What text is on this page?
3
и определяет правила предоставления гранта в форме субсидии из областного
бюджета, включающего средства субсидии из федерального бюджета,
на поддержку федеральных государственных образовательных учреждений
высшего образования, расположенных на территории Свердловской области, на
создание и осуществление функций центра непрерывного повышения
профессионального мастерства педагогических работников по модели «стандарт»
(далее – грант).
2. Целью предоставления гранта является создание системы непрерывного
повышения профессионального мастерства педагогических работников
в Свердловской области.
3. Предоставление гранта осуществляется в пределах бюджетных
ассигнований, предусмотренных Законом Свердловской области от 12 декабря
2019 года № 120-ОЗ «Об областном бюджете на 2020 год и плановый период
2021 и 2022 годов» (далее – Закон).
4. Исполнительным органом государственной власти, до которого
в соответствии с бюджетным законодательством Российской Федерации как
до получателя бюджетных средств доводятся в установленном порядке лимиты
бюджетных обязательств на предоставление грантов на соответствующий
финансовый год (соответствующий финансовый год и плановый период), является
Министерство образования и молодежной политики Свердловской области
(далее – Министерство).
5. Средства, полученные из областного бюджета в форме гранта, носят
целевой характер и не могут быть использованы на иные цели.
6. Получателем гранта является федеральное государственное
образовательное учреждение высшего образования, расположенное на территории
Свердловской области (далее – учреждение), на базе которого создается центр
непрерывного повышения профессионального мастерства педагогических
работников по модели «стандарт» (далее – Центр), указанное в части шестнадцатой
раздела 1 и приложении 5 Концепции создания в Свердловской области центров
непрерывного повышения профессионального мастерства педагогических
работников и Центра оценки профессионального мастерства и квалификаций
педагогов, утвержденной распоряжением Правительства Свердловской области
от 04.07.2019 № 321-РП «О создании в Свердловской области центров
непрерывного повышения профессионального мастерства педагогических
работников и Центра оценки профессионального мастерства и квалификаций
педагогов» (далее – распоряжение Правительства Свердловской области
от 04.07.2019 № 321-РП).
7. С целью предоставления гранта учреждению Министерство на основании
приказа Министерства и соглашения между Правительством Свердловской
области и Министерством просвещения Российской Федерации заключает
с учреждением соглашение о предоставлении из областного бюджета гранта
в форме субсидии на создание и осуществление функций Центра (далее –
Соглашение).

--------------------------------------------------

Find every line in the records that contains the word "высшего"; copy those lines.

высшего образования, расположенных на территории Свердловской области, на
образовательное учреждение высшего образования, расположенное на территории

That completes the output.